▸ Information provided:
--
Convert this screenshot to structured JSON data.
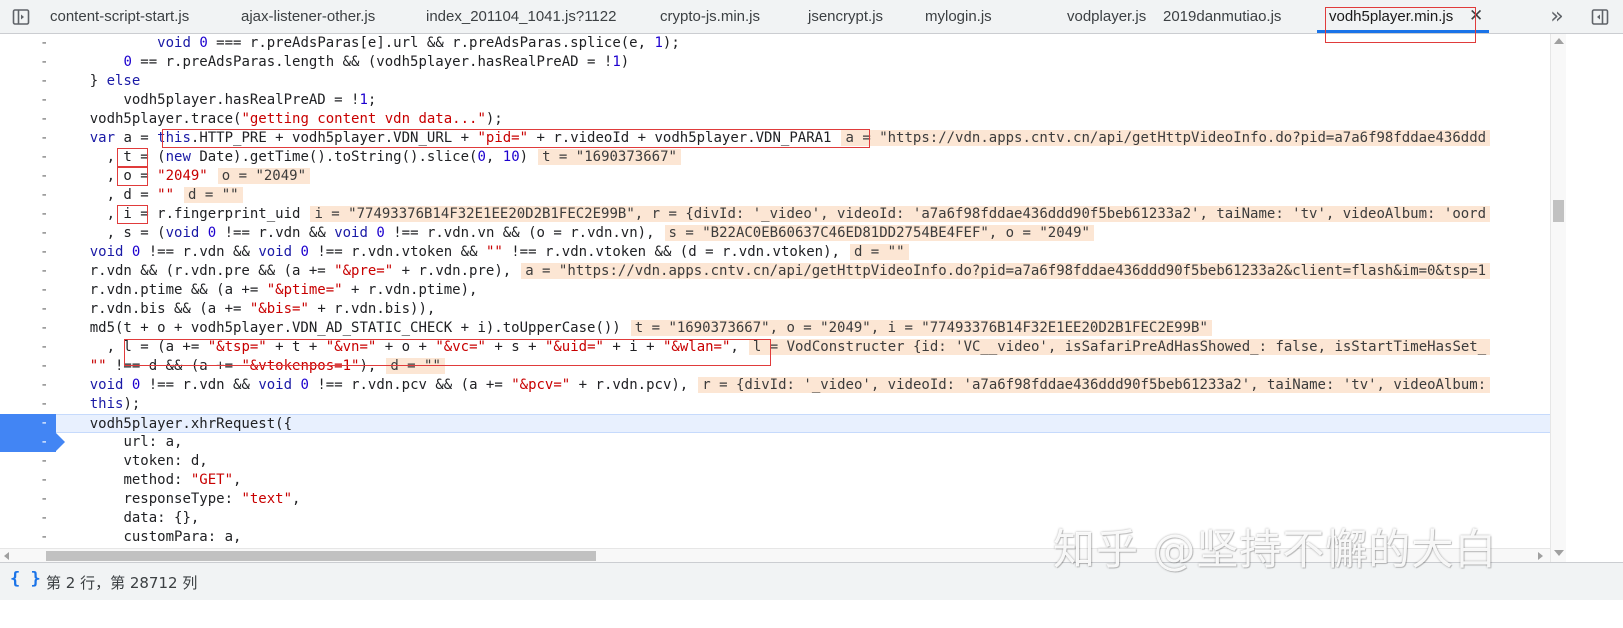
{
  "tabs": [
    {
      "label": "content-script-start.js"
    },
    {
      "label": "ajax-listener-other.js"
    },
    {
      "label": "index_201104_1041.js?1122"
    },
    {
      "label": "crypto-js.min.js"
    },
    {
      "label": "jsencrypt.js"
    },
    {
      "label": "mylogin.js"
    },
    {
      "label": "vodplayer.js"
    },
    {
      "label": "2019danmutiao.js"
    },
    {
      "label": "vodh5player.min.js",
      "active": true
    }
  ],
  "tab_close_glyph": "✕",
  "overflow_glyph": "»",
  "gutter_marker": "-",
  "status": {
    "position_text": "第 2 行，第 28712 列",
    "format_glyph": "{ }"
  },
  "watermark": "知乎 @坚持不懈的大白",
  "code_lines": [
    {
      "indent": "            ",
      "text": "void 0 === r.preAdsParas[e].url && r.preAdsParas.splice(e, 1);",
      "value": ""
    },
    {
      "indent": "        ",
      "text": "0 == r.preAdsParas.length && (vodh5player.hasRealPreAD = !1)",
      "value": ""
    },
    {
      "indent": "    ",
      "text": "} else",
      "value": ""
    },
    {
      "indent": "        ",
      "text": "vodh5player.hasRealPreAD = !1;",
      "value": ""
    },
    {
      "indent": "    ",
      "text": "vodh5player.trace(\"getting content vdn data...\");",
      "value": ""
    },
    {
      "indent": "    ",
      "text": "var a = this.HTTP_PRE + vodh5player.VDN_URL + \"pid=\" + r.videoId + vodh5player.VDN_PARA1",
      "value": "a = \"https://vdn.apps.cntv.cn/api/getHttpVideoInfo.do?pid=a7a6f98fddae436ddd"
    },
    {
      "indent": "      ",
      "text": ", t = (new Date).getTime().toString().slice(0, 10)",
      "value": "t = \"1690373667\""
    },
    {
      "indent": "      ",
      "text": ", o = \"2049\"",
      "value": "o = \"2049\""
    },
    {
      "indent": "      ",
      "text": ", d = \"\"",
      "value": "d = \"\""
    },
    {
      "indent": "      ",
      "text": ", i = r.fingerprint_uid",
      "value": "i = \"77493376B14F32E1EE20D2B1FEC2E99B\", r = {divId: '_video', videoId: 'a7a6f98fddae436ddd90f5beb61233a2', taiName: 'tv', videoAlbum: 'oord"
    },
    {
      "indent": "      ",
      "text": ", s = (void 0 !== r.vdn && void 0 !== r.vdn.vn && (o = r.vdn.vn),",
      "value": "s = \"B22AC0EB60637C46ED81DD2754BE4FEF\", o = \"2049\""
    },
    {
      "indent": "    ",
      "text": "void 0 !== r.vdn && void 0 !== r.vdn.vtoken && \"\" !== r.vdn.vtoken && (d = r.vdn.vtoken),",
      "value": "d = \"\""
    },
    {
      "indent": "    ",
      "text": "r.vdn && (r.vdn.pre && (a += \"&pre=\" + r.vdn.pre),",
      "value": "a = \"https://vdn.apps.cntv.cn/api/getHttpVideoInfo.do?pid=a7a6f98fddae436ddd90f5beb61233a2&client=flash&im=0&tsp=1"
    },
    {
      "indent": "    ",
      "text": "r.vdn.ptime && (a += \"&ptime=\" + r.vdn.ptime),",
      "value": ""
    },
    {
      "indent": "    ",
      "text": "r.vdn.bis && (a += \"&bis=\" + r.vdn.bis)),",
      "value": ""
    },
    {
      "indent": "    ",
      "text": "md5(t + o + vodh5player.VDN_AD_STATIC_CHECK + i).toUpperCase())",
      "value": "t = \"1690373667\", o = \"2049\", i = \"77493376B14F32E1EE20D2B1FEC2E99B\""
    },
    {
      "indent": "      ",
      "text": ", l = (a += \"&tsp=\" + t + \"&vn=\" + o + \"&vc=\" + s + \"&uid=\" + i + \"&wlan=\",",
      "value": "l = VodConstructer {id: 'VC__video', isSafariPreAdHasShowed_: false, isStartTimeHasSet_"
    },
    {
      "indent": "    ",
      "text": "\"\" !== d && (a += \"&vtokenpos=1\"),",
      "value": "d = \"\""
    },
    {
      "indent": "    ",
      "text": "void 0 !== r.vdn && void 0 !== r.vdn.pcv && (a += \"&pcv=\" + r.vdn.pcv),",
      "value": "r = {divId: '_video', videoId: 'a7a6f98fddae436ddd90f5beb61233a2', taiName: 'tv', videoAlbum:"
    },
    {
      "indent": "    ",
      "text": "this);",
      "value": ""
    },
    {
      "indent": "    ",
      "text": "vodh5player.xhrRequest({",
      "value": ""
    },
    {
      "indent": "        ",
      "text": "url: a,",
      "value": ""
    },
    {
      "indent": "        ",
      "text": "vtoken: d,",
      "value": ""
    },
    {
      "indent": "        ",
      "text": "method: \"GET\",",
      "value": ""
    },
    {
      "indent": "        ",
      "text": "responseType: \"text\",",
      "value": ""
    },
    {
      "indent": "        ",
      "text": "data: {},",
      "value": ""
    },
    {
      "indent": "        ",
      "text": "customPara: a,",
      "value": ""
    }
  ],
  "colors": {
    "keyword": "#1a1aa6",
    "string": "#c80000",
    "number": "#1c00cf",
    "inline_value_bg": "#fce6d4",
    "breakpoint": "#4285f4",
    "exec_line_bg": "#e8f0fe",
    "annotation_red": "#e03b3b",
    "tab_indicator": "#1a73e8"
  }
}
--
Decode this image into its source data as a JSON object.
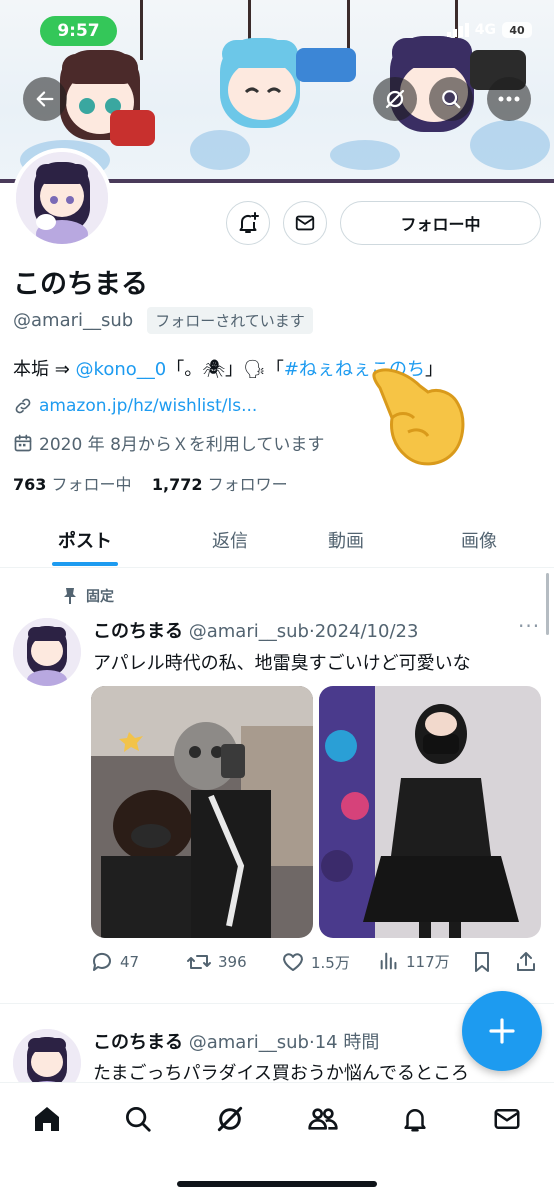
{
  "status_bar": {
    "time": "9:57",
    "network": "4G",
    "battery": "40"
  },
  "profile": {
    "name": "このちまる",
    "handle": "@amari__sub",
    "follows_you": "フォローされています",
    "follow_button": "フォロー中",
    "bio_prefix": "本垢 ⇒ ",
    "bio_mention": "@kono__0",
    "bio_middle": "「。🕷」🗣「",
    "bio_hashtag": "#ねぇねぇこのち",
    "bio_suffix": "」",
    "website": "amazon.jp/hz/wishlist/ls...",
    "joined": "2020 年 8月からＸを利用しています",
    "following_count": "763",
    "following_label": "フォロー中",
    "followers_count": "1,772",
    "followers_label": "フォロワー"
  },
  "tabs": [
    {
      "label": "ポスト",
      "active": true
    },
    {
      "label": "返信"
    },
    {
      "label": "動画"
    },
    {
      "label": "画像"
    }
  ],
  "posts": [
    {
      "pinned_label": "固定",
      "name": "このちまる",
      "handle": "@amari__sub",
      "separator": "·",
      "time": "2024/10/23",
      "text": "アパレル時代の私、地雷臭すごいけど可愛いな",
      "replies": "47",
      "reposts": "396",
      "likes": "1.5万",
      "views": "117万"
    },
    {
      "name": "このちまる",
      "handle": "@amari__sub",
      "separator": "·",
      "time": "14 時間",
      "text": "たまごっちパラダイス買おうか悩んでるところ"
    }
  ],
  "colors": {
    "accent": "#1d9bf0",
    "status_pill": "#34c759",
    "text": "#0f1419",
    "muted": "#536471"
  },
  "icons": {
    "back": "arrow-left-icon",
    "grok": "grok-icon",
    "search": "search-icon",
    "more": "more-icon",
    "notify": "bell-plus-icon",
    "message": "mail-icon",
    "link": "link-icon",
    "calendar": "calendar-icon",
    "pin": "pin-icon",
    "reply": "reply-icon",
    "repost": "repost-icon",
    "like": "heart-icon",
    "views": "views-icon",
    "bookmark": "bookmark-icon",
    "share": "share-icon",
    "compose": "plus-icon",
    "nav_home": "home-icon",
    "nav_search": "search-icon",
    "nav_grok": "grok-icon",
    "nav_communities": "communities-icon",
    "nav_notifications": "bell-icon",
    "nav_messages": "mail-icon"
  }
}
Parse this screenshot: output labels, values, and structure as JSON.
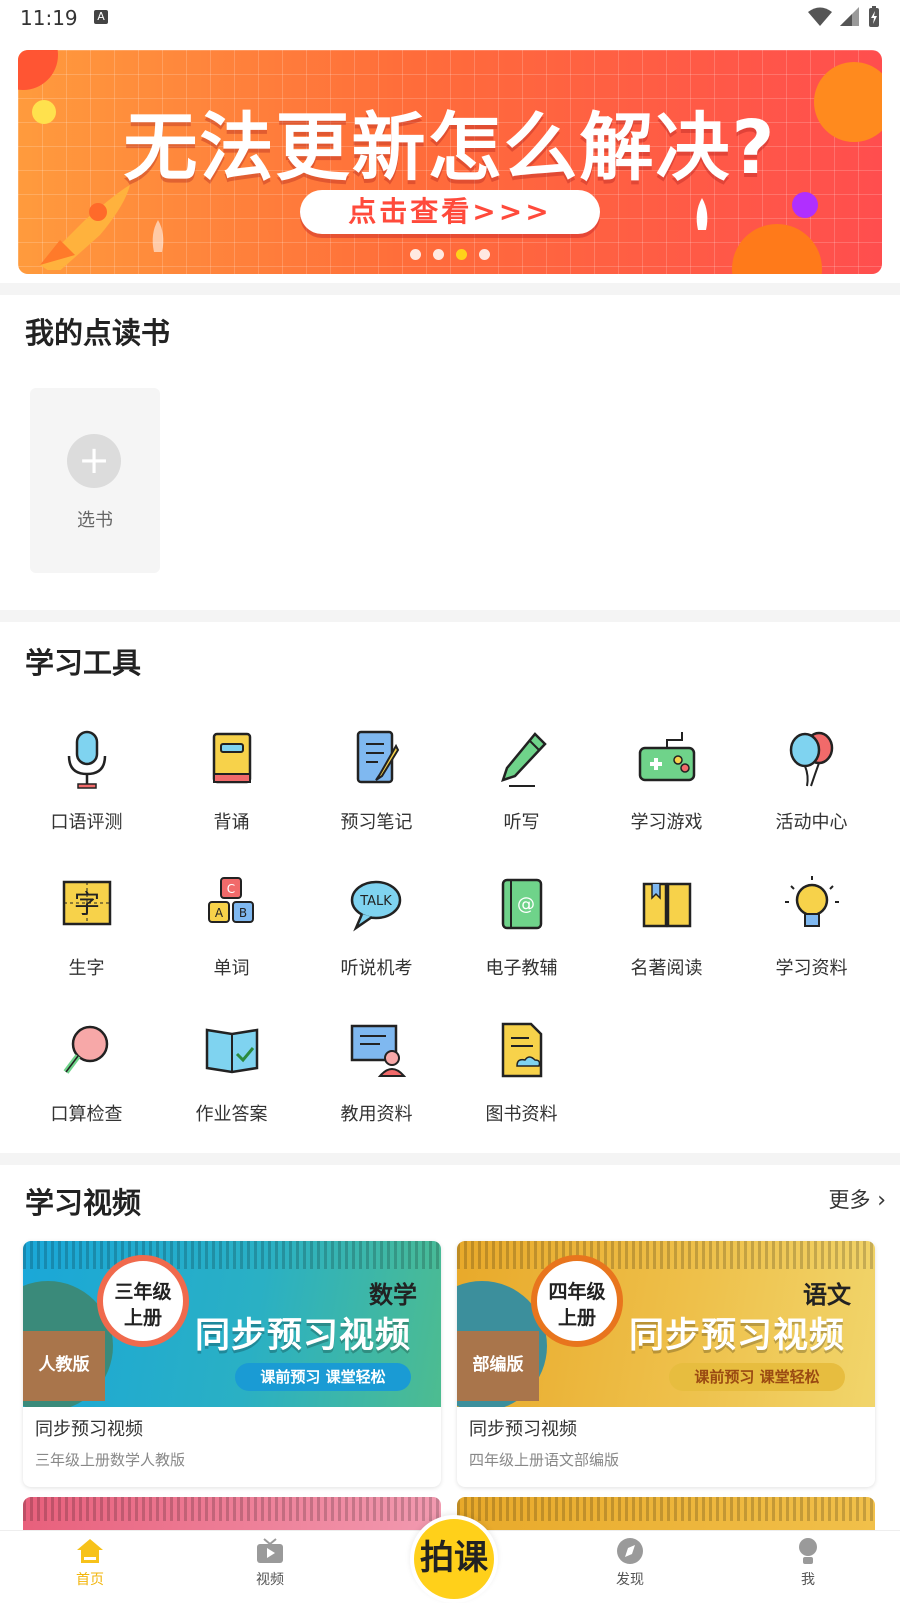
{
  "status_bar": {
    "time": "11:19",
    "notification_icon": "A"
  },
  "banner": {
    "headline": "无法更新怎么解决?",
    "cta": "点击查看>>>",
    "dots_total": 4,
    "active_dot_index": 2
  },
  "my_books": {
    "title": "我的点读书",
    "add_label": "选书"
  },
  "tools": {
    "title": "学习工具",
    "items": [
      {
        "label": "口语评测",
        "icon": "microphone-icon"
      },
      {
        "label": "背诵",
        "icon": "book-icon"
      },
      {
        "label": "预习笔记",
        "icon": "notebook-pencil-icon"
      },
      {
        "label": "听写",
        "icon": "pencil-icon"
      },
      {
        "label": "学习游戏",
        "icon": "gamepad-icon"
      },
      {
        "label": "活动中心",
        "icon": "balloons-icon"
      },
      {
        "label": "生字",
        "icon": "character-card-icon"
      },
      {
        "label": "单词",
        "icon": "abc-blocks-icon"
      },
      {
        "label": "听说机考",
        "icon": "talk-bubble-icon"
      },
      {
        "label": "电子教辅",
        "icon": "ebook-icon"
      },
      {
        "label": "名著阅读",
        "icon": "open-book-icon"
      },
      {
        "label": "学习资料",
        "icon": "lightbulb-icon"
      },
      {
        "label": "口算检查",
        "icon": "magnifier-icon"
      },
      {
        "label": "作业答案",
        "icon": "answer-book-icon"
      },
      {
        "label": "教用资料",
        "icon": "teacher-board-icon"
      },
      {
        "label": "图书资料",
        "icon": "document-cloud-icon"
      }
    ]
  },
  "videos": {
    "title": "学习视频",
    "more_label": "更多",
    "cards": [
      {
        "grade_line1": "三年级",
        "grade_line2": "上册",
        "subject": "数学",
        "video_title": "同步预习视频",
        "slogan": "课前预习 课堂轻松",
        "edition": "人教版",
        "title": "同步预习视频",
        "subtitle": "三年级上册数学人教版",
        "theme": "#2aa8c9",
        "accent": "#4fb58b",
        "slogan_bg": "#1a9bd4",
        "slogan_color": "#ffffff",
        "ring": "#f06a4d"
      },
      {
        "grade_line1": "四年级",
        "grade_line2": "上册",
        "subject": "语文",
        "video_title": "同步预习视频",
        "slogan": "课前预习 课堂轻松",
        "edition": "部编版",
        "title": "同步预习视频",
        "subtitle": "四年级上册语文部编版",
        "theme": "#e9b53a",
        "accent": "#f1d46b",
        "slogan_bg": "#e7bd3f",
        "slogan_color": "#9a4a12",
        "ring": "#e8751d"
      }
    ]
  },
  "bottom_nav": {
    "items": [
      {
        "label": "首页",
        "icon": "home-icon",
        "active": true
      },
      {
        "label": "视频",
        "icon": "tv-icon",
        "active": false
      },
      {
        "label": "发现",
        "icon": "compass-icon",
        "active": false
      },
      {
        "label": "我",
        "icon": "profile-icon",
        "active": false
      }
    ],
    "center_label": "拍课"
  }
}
--
▸ Stated problem:
Pick out all lines from the data above in which the word "pencil" appears.

▸ Complete answer:
        "icon": "notebook-pencil-icon"
        "icon": "pencil-icon"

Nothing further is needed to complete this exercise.